GIVEN RECORDS:
Begin

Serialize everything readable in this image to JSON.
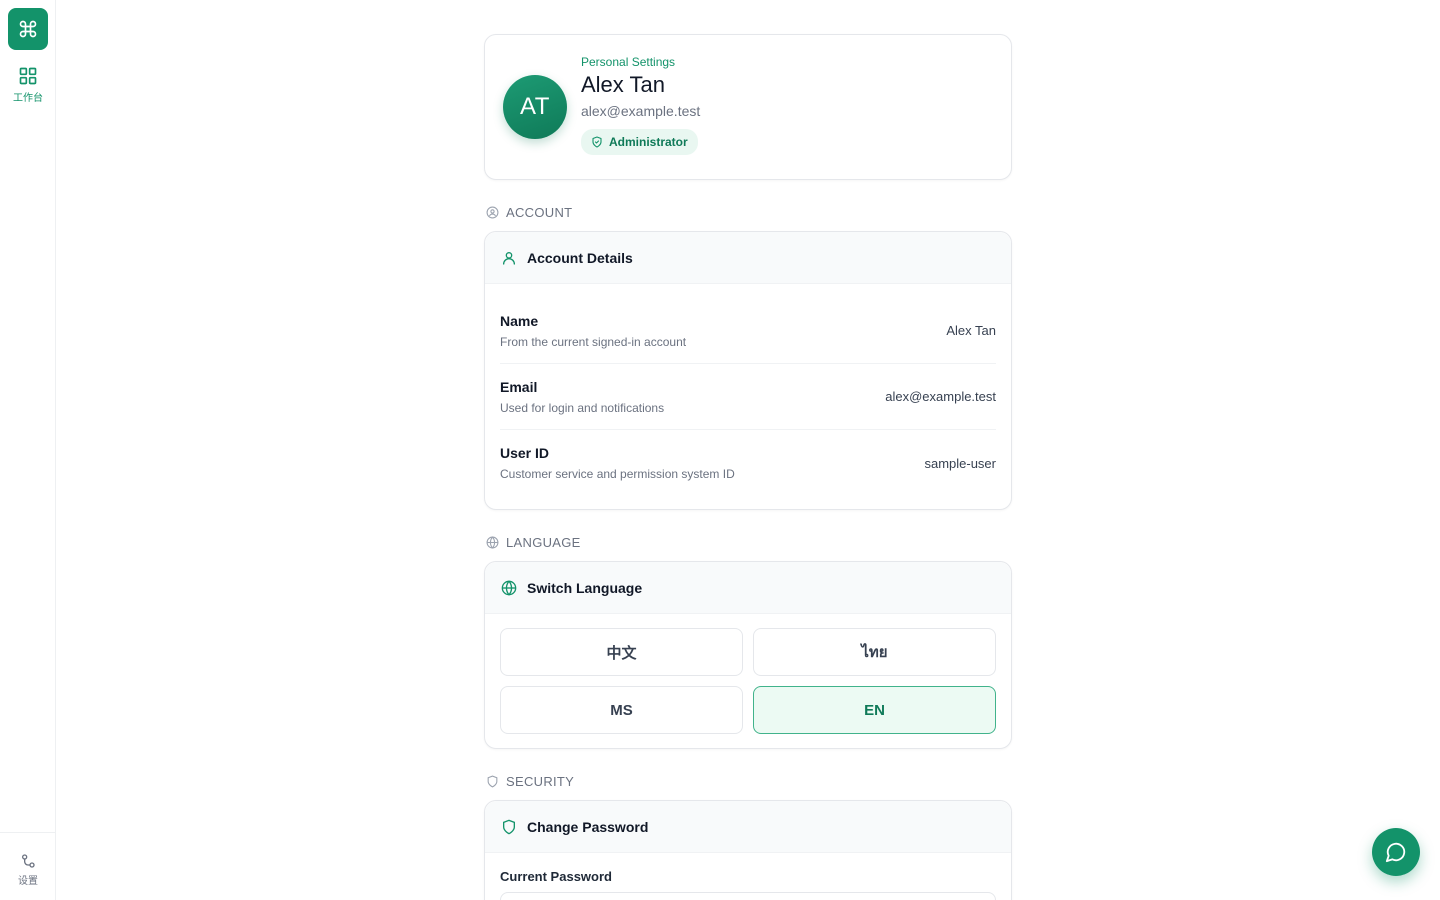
{
  "sidebar": {
    "logo_icon": "command-icon",
    "nav": [
      {
        "label": "工作台",
        "icon": "grid-icon"
      }
    ],
    "settings_label": "设置"
  },
  "profile": {
    "eyebrow": "Personal Settings",
    "initials": "AT",
    "name": "Alex Tan",
    "email": "alex@example.test",
    "role": "Administrator"
  },
  "account": {
    "section_label": "ACCOUNT",
    "card_title": "Account Details",
    "rows": [
      {
        "title": "Name",
        "desc": "From the current signed-in account",
        "value": "Alex Tan"
      },
      {
        "title": "Email",
        "desc": "Used for login and notifications",
        "value": "alex@example.test"
      },
      {
        "title": "User ID",
        "desc": "Customer service and permission system ID",
        "value": "sample-user"
      }
    ]
  },
  "language": {
    "section_label": "LANGUAGE",
    "card_title": "Switch Language",
    "options": [
      "中文",
      "ไทย",
      "MS",
      "EN"
    ],
    "selected": "EN"
  },
  "security": {
    "section_label": "SECURITY",
    "card_title": "Change Password",
    "current_password_label": "Current Password"
  },
  "colors": {
    "accent": "#13936a",
    "accent_light": "#ecfaf3"
  }
}
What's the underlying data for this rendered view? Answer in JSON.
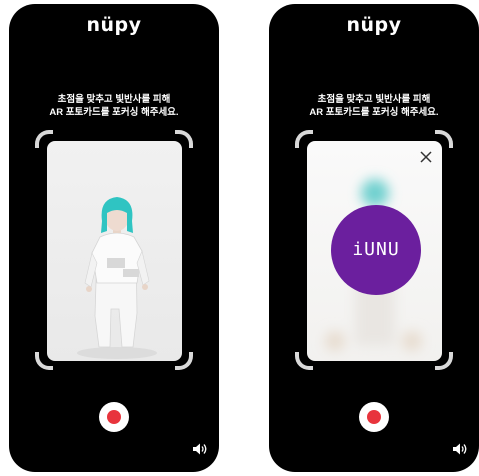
{
  "screens": [
    {
      "logo": "nüpy",
      "instruction_line1": "초점을 맞추고 빛반사를 피해",
      "instruction_line2": "AR 포토카드를 포커싱 해주세요.",
      "state": "photocard-preview"
    },
    {
      "logo": "nüpy",
      "instruction_line1": "초점을 맞추고 빛반사를 피해",
      "instruction_line2": "AR 포토카드를 포커싱 해주세요.",
      "state": "ar-recognized",
      "ar_logo_text": "iUNU"
    }
  ],
  "icons": {
    "record": "record-icon",
    "sound": "speaker-icon",
    "close": "close-icon"
  },
  "colors": {
    "background": "#000000",
    "accent_record": "#e8343d",
    "ar_disc": "#6b1f9e",
    "hair": "#2fc4c2"
  }
}
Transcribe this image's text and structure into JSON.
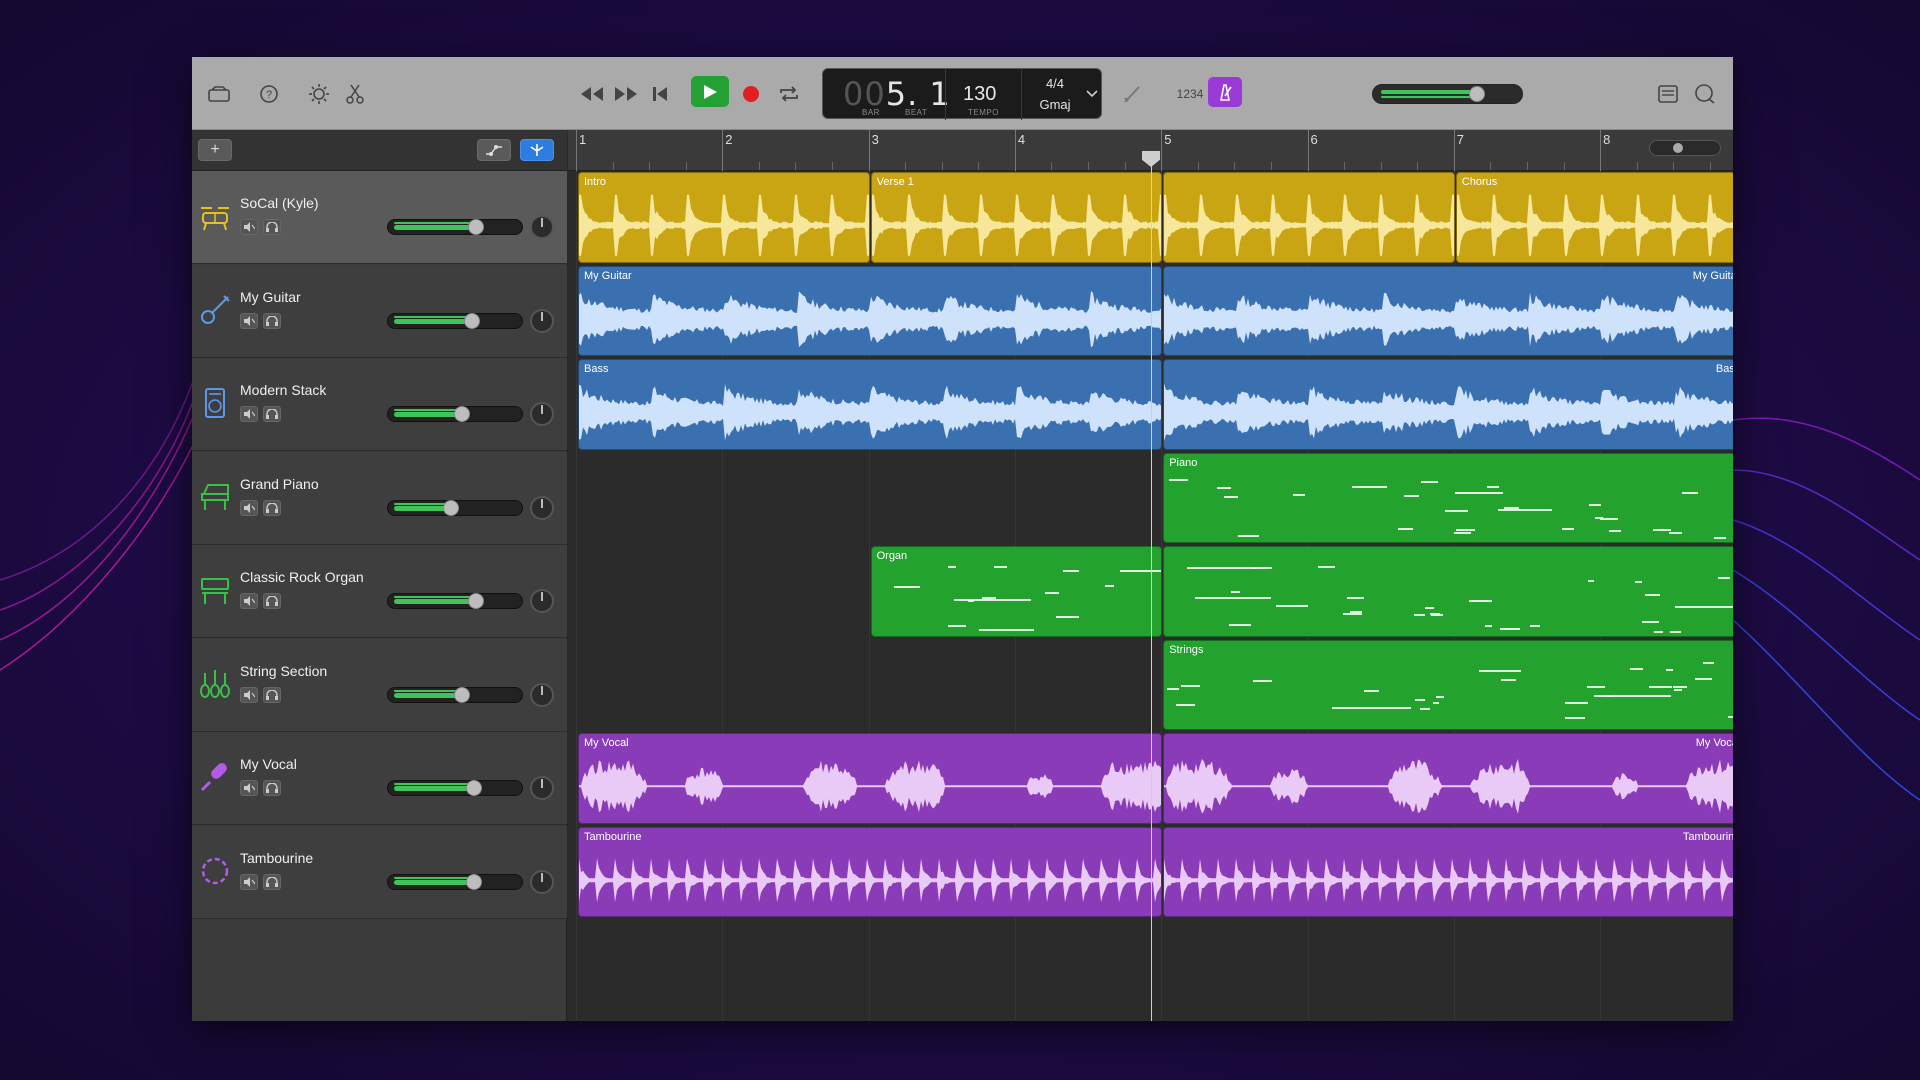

End

Retype the whole listing, keeping every line identical and omitting all pictures.

Serialize everything readable in this image to JSON.
{
  "sidebar": {
    "logo_icon": "command-icon",
    "nav": [
      {
        "label": "工作台",
        "icon": "grid-icon"
      }
    ],
    "settings_label": "设置"
  },
  "profile": {
    "eyebrow": "Personal Settings",
    "initials": "AT",
    "name": "Alex Tan",
    "email": "alex@example.test",
    "role": "Administrator"
  },
  "account": {
    "section_label": "ACCOUNT",
    "card_title": "Account Details",
    "rows": [
      {
        "title": "Name",
        "desc": "From the current signed-in account",
        "value": "Alex Tan"
      },
      {
        "title": "Email",
        "desc": "Used for login and notifications",
        "value": "alex@example.test"
      },
      {
        "title": "User ID",
        "desc": "Customer service and permission system ID",
        "value": "sample-user"
      }
    ]
  },
  "language": {
    "section_label": "LANGUAGE",
    "card_title": "Switch Language",
    "options": [
      "中文",
      "ไทย",
      "MS",
      "EN"
    ],
    "selected": "EN"
  },
  "security": {
    "section_label": "SECURITY",
    "card_title": "Change Password",
    "current_password_label": "Current Password"
  },
  "colors": {
    "accent": "#13936a",
    "accent_light": "#ecfaf3"
  }
}
What's the underlying data for this rendered view? Answer in JSON.
{
  "screens": [
    {
      "logo": "nüpy",
      "instruction_line1": "초점을 맞추고 빛반사를 피해",
      "instruction_line2": "AR 포토카드를 포커싱 해주세요.",
      "state": "photocard-preview"
    },
    {
      "logo": "nüpy",
      "instruction_line1": "초점을 맞추고 빛반사를 피해",
      "instruction_line2": "AR 포토카드를 포커싱 해주세요.",
      "state": "ar-recognized",
      "ar_logo_text": "iUNU"
    }
  ],
  "icons": {
    "record": "record-icon",
    "sound": "speaker-icon",
    "close": "close-icon"
  },
  "colors": {
    "background": "#000000",
    "accent_record": "#e8343d",
    "ar_disc": "#6b1f9e",
    "hair": "#2fc4c2"
  }
}
Transcribe this image's text and structure into JSON.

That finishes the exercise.